**TO BE DONE**.
Your task is to give the number of lines in the listing that include "cash", and nothing else.

[Stored data entries]

— Begin —

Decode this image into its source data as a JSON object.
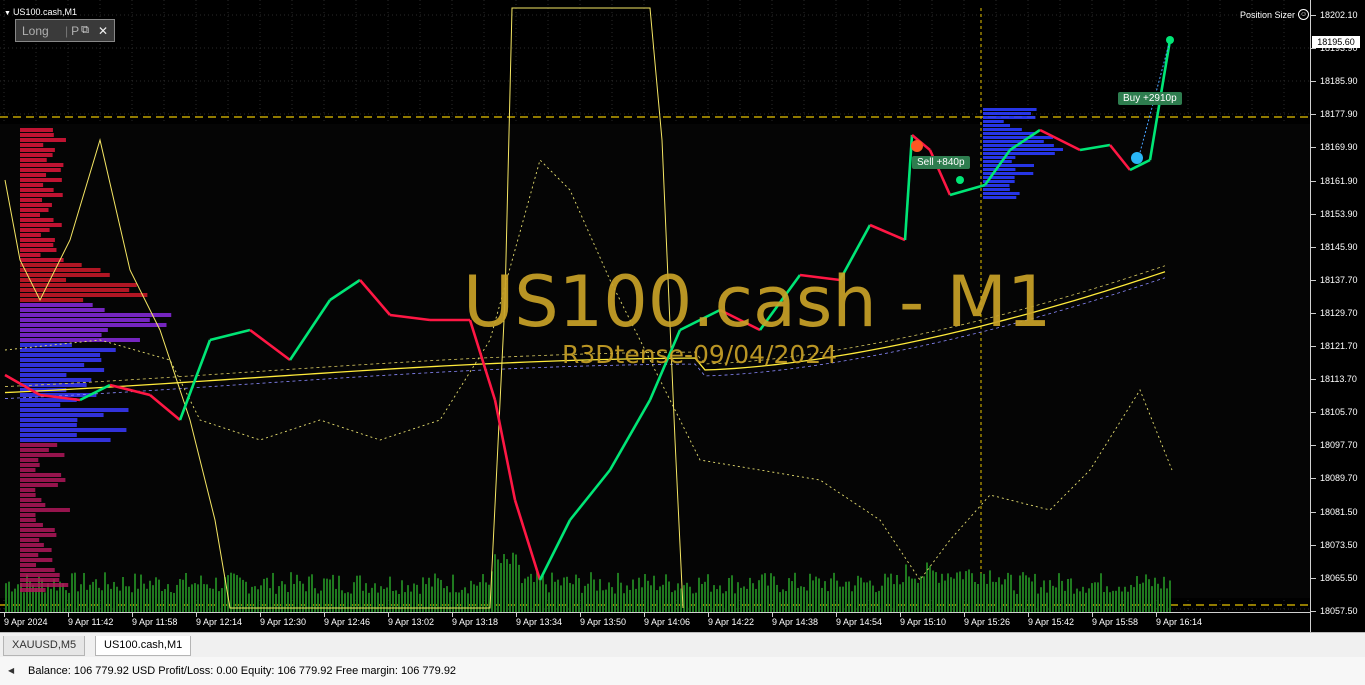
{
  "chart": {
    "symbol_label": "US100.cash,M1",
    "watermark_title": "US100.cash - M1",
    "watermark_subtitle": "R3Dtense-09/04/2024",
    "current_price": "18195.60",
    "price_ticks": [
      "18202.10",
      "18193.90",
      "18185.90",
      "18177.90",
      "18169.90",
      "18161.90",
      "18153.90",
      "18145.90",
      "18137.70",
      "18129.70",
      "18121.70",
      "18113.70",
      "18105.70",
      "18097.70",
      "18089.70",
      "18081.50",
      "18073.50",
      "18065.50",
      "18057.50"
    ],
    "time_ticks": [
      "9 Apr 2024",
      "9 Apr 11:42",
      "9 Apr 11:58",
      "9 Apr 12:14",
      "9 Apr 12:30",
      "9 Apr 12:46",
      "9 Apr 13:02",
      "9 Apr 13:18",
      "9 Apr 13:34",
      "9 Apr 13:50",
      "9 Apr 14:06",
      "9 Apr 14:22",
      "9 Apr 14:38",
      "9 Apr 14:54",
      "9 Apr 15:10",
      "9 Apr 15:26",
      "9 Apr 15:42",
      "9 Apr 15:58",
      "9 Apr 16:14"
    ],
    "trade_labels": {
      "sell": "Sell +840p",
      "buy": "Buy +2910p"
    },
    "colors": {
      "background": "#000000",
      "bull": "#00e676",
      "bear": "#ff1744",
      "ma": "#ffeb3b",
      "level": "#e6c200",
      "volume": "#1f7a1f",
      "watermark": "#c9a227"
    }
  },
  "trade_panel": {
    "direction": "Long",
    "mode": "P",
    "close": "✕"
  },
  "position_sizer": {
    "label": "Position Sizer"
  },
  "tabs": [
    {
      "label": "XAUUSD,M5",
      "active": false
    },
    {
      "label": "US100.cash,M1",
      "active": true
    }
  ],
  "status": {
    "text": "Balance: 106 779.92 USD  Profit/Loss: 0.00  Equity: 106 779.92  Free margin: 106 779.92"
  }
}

— End —

**REPLY**.
3